▸ Prompt:
Extract all lines in the data that contain the word "channel".
** BEGIN Dataset records **
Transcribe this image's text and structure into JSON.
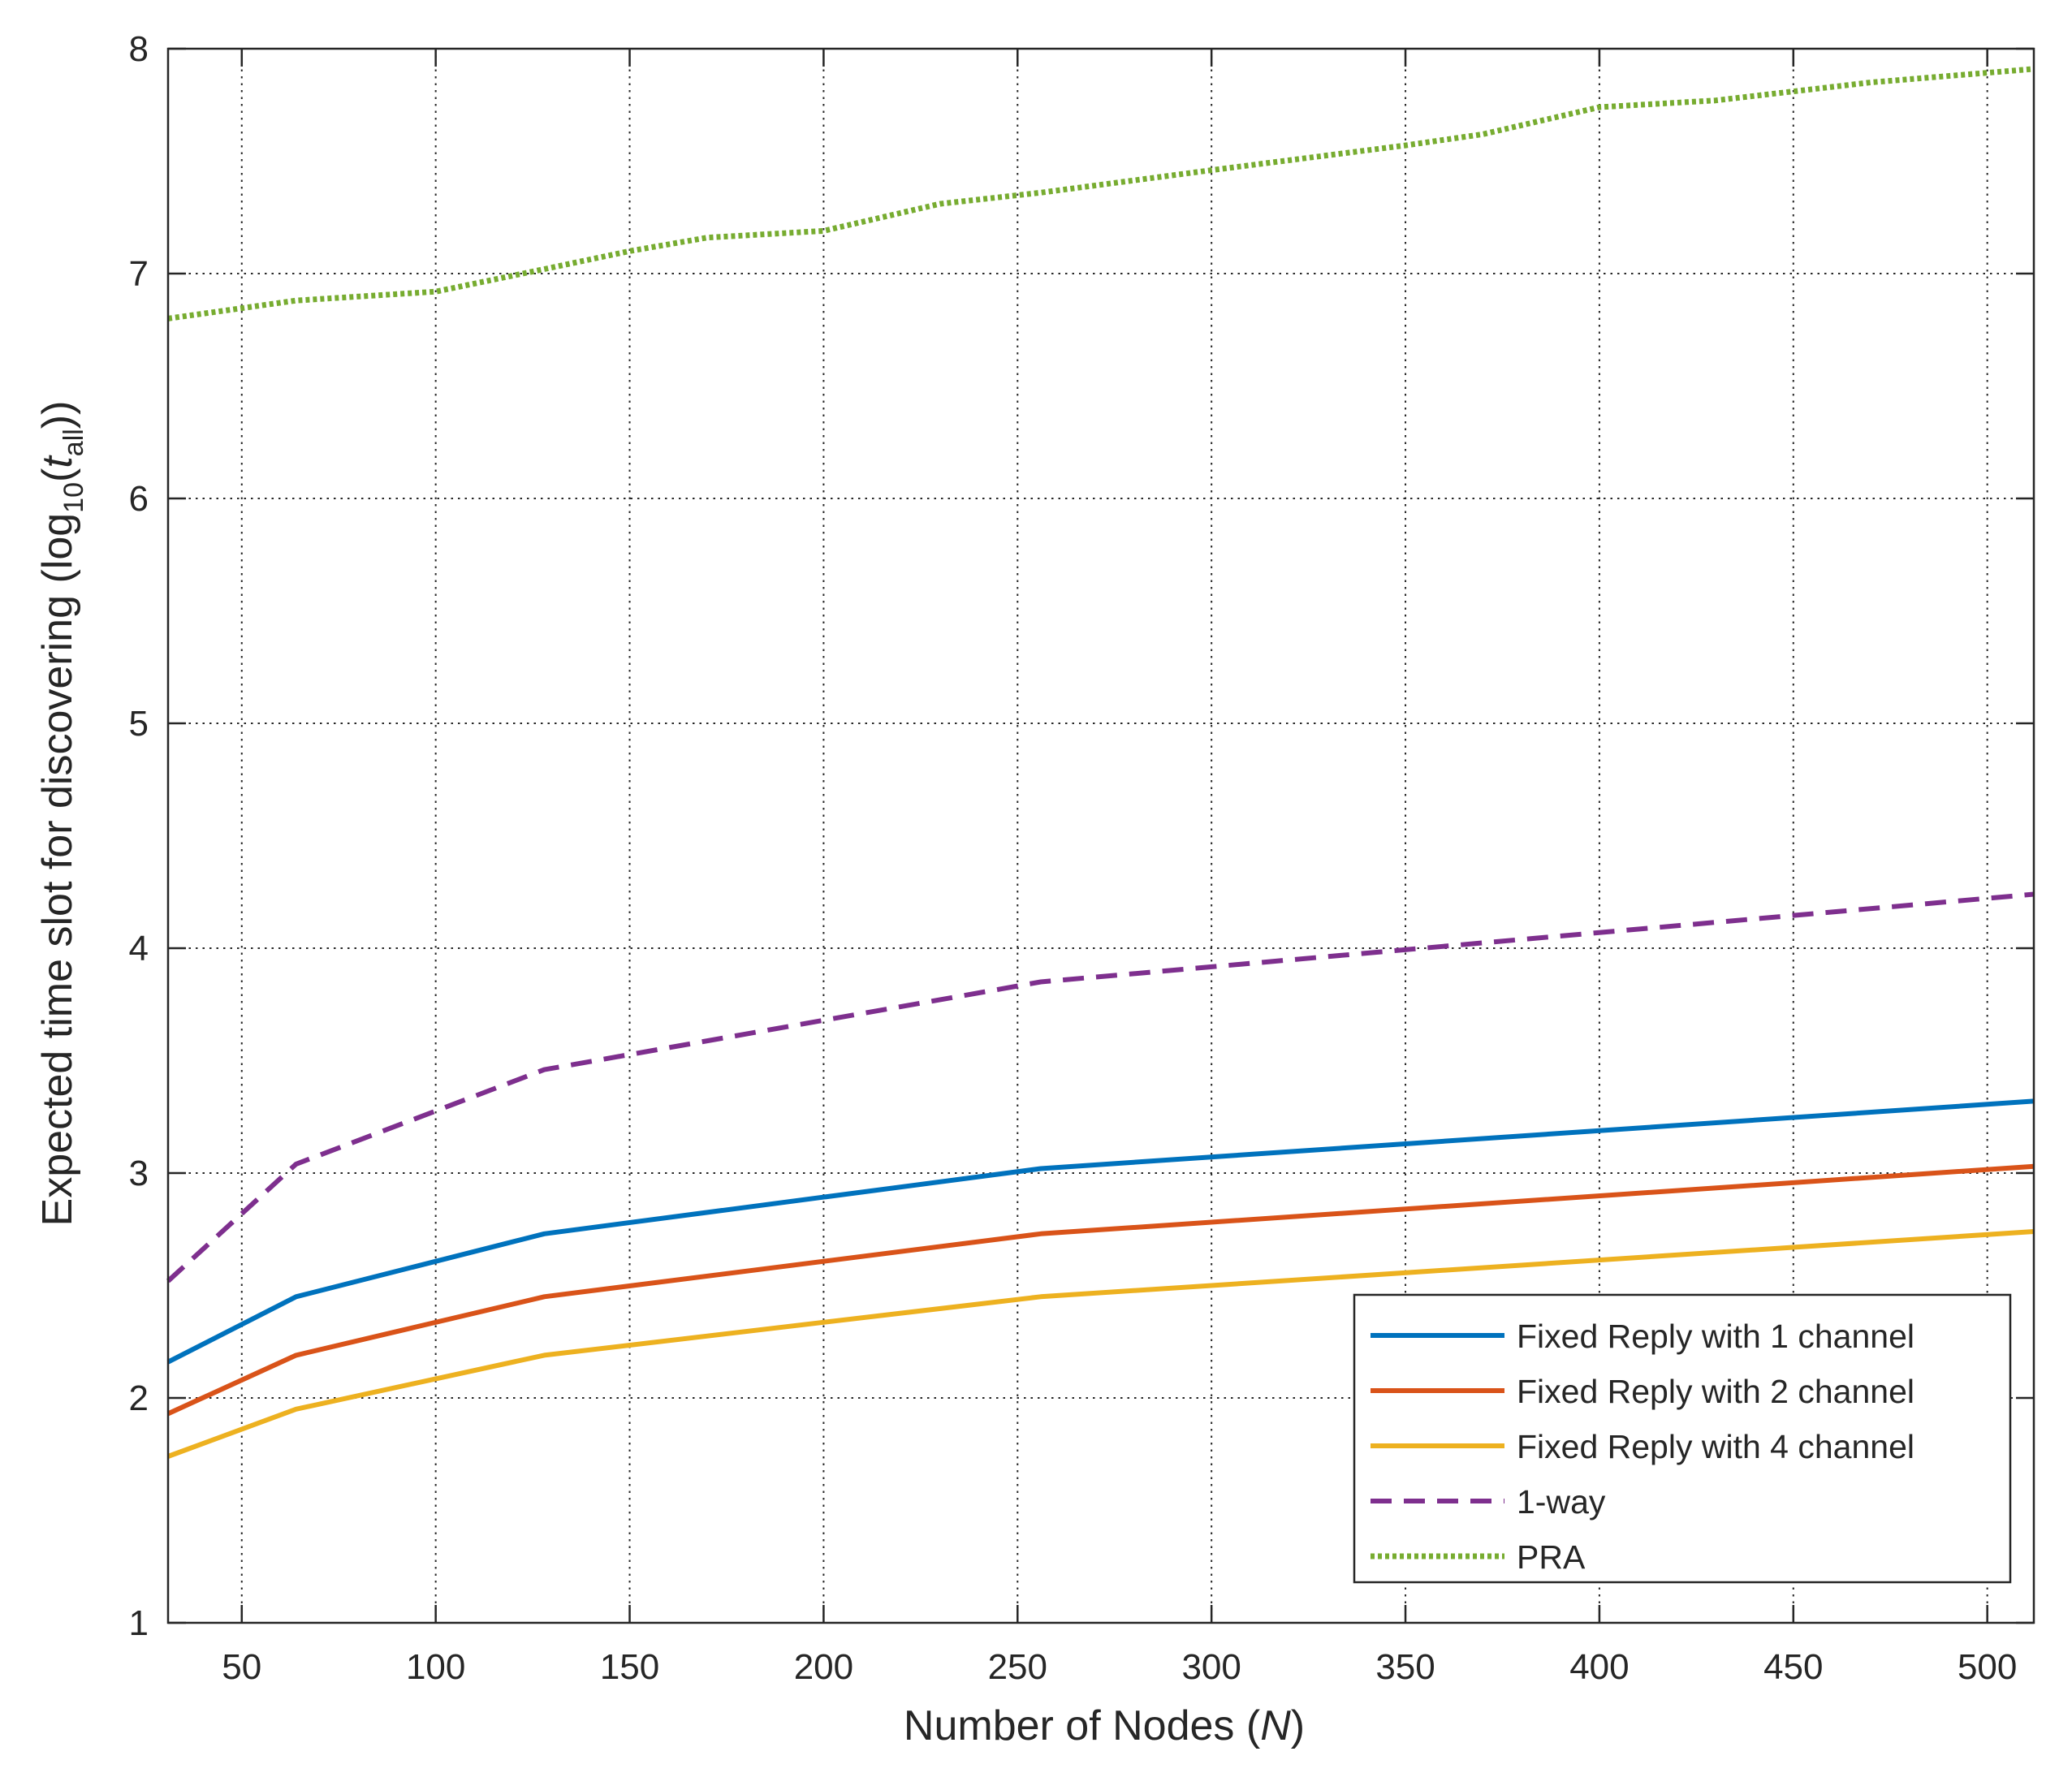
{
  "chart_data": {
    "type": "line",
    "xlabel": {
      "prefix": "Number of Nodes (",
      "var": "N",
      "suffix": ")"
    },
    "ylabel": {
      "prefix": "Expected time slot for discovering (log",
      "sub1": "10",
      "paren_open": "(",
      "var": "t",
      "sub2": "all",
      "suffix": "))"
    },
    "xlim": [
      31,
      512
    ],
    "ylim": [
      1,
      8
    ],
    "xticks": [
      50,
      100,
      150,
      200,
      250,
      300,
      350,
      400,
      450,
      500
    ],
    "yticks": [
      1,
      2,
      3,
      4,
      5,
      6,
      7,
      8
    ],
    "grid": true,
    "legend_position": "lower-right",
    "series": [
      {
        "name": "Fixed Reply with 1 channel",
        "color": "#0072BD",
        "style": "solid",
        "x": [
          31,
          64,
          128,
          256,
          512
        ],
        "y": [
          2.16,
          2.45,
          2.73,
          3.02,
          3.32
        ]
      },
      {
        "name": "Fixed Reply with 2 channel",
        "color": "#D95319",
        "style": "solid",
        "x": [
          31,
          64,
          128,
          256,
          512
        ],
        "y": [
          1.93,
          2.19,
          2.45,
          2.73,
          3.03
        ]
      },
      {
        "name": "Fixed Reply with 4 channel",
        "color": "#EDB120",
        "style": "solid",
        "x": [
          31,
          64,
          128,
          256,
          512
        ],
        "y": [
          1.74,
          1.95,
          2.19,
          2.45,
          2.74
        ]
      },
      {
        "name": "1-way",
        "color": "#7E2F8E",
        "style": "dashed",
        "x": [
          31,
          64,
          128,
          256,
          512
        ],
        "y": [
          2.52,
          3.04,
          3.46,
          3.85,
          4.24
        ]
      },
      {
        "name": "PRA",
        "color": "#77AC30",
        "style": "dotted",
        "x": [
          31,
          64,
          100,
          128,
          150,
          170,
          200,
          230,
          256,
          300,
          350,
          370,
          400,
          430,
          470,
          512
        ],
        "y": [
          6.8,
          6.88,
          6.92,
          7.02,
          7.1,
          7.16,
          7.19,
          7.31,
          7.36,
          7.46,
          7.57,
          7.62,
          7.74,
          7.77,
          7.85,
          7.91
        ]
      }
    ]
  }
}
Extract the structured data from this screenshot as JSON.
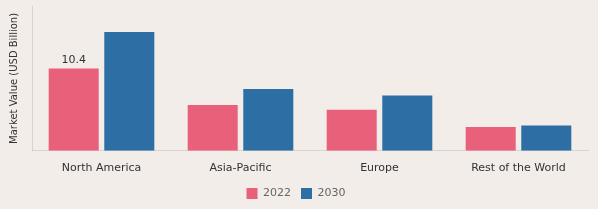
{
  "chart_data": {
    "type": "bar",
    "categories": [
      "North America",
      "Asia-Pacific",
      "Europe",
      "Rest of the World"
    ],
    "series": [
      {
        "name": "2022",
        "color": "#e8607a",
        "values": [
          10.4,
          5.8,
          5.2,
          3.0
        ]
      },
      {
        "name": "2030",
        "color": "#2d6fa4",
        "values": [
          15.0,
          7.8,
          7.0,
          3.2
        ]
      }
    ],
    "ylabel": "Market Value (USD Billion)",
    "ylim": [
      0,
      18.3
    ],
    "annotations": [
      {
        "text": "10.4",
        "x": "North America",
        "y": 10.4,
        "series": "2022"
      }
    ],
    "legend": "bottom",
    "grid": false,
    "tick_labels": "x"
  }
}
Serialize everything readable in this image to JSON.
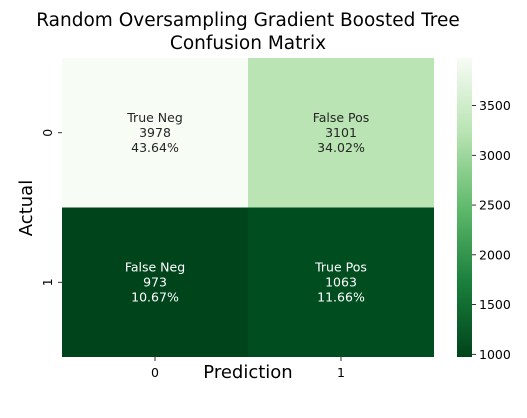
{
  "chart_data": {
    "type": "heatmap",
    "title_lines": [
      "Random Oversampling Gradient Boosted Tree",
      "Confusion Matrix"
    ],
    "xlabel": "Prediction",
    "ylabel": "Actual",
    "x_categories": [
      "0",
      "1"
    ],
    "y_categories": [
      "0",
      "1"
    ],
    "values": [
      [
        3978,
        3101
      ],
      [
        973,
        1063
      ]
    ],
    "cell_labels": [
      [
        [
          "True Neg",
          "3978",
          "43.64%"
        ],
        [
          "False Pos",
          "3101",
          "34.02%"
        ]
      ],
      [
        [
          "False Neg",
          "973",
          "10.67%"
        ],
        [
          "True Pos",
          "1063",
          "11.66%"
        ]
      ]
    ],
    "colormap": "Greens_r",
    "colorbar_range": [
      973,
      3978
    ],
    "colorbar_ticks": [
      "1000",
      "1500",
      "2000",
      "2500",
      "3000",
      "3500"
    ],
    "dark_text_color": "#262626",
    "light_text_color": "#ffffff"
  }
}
** END Dataset records **
▸ Response to the exercise:
        "name": "Fixed Reply with 1 channel",
        "name": "Fixed Reply with 2 channel",
        "name": "Fixed Reply with 4 channel",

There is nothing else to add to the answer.